**TO BE DONE:** Emit the data below verbatim, stripping out any pictures.

[Data records]
##############################
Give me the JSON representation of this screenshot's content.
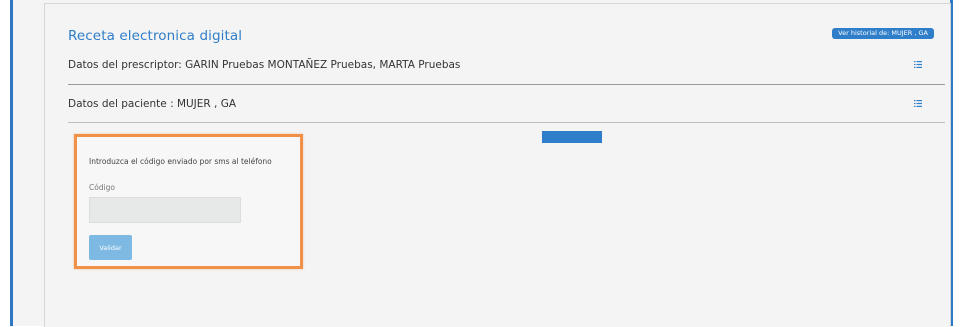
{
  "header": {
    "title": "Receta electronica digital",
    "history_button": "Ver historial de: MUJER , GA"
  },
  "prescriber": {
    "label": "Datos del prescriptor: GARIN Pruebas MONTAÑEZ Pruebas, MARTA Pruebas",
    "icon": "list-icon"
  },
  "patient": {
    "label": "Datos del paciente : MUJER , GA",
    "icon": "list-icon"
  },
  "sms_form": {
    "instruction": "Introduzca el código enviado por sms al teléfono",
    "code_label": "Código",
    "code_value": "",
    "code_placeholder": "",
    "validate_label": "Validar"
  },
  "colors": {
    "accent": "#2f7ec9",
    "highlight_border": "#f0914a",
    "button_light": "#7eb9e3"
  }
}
##############################
**TASK RESULT:**
Give me the JSON representation of this screenshot's content.
{
  "header": {
    "title": "Receta electronica digital",
    "history_button": "Ver historial de: MUJER , GA"
  },
  "prescriber": {
    "label": "Datos del prescriptor: GARIN Pruebas MONTAÑEZ Pruebas, MARTA Pruebas",
    "icon": "list-icon"
  },
  "patient": {
    "label": "Datos del paciente : MUJER , GA",
    "icon": "list-icon"
  },
  "sms_form": {
    "instruction": "Introduzca el código enviado por sms al teléfono",
    "code_label": "Código",
    "code_value": "",
    "code_placeholder": "",
    "validate_label": "Validar"
  },
  "colors": {
    "accent": "#2f7ec9",
    "highlight_border": "#f0914a",
    "button_light": "#7eb9e3"
  }
}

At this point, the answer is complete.